──────── EXERCISE DATA ────────

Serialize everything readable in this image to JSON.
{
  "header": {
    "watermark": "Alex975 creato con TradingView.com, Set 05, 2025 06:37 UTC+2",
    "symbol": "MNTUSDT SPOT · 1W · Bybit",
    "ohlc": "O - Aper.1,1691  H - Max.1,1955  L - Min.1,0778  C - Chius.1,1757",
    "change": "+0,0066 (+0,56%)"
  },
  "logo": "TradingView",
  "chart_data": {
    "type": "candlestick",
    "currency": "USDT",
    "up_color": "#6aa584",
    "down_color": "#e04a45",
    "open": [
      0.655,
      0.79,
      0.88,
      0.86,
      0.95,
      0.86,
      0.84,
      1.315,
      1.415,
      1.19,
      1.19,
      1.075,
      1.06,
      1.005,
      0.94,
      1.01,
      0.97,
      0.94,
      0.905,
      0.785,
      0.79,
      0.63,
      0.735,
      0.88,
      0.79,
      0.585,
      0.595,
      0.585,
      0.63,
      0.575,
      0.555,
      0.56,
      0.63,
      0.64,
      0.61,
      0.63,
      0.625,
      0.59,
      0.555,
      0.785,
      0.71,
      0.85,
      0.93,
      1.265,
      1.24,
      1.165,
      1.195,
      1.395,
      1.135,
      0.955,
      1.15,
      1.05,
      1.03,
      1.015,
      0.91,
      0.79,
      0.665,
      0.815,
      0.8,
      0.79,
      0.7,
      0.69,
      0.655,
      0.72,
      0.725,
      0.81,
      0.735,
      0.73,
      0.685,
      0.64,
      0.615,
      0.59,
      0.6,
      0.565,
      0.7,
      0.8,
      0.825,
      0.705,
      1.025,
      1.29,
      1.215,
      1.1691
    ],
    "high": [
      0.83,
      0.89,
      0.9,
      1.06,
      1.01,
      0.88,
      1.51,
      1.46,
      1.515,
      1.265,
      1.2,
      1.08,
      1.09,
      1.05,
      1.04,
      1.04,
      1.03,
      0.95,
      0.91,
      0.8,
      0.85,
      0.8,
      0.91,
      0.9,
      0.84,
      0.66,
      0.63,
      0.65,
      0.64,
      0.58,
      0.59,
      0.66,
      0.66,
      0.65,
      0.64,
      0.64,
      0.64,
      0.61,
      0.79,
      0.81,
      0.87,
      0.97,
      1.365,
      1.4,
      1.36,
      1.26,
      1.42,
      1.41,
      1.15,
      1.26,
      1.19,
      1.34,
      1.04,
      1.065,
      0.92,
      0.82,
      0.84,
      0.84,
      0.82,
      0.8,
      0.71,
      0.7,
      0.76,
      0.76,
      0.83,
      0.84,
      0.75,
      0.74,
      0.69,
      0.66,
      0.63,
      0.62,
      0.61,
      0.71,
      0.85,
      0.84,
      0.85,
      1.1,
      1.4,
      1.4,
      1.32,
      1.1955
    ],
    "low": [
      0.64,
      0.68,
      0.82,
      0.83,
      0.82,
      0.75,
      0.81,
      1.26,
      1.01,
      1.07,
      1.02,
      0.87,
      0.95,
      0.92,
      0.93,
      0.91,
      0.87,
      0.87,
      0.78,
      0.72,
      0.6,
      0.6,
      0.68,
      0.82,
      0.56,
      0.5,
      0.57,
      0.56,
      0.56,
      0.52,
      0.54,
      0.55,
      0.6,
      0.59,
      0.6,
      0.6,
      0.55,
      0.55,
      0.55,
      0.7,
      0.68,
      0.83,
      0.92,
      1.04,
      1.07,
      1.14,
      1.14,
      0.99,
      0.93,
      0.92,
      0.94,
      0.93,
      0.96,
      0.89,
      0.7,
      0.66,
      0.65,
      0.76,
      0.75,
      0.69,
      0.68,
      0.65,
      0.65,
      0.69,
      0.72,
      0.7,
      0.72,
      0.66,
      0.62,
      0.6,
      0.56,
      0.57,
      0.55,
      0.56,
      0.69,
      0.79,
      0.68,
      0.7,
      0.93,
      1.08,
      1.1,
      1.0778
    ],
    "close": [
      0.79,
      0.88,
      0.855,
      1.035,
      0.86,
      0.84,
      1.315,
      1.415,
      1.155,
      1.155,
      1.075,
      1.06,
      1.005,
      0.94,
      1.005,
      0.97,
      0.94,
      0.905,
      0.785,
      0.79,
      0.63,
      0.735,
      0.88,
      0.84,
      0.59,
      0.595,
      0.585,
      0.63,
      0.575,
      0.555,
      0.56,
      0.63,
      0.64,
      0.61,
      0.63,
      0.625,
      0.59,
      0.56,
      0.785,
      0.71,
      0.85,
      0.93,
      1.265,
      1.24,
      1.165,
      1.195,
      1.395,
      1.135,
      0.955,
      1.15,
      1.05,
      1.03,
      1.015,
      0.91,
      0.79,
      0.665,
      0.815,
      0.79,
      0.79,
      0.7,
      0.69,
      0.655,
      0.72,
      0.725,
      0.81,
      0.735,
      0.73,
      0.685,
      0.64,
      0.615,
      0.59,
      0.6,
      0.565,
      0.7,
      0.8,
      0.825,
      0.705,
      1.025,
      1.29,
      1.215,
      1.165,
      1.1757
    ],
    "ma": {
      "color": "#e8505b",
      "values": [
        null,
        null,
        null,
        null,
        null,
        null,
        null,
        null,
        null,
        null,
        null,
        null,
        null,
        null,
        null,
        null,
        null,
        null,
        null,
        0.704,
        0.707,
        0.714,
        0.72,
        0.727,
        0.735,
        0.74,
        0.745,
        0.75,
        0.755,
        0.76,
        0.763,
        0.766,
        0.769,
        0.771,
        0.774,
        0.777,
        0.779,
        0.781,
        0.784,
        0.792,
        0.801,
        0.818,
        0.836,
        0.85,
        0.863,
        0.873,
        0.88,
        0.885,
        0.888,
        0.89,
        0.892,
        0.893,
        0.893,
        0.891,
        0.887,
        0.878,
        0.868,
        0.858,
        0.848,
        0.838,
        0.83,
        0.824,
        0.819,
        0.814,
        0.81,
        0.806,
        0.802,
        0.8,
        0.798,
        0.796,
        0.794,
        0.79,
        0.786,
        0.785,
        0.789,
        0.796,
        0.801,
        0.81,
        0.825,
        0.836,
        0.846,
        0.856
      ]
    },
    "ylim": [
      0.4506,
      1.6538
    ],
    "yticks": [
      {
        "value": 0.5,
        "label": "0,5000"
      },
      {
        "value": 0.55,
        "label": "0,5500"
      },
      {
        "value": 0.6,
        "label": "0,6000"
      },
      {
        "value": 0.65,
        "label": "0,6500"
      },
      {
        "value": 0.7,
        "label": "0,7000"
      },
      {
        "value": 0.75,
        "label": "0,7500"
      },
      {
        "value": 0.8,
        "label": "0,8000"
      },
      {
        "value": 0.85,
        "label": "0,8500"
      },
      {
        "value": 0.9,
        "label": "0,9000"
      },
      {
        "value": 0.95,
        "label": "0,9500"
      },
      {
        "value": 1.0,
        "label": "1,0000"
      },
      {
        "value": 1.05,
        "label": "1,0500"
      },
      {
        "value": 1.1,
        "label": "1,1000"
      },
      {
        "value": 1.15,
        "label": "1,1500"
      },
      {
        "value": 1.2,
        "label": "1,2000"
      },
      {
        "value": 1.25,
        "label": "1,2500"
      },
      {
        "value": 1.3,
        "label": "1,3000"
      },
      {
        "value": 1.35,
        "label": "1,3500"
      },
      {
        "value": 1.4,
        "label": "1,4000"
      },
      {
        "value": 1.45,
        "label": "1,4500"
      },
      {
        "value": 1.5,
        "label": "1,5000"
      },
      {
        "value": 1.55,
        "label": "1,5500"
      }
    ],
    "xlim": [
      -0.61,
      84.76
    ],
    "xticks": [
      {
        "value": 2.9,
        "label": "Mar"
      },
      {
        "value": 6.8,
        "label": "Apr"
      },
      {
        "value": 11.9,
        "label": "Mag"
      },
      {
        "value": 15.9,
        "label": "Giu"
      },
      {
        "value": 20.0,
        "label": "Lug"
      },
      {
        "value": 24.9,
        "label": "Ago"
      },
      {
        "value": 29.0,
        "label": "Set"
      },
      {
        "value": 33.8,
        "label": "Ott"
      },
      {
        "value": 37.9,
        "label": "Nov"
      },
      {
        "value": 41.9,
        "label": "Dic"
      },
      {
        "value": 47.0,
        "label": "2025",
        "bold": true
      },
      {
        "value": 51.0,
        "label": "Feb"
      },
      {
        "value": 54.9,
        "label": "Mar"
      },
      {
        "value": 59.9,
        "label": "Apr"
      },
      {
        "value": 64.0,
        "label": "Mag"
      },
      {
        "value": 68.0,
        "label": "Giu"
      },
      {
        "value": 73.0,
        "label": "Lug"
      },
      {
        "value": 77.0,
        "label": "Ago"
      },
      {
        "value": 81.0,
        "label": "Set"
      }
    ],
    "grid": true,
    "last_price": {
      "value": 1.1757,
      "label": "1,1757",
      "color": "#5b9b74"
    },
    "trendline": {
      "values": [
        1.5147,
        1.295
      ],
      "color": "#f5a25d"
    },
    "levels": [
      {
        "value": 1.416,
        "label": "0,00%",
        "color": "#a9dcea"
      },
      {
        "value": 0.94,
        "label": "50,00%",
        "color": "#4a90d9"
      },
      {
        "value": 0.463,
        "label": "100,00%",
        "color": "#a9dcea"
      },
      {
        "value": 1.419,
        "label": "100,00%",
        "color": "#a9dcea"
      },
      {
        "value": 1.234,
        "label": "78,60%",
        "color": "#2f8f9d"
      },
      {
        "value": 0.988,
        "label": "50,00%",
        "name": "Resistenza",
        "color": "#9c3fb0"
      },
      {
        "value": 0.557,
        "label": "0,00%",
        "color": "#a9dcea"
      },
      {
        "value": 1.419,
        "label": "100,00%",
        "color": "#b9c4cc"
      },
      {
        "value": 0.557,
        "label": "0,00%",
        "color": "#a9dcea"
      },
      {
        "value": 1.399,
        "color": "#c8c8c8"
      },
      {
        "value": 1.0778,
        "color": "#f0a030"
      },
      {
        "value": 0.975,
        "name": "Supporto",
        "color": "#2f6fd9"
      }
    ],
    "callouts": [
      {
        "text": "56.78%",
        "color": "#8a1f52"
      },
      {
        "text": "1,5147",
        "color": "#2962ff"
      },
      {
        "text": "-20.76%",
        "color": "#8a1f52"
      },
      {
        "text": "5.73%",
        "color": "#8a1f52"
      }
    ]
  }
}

────────

• [WHAT IS BEING ASKED]: Locate the string "text" in the listing above and copy every line where it occurs.

• [OUTPUT FOR THIS TASK]:
        "text": "56.78%",
        "text": "1,5147",
        "text": "-20.76%",
        "text": "5.73%",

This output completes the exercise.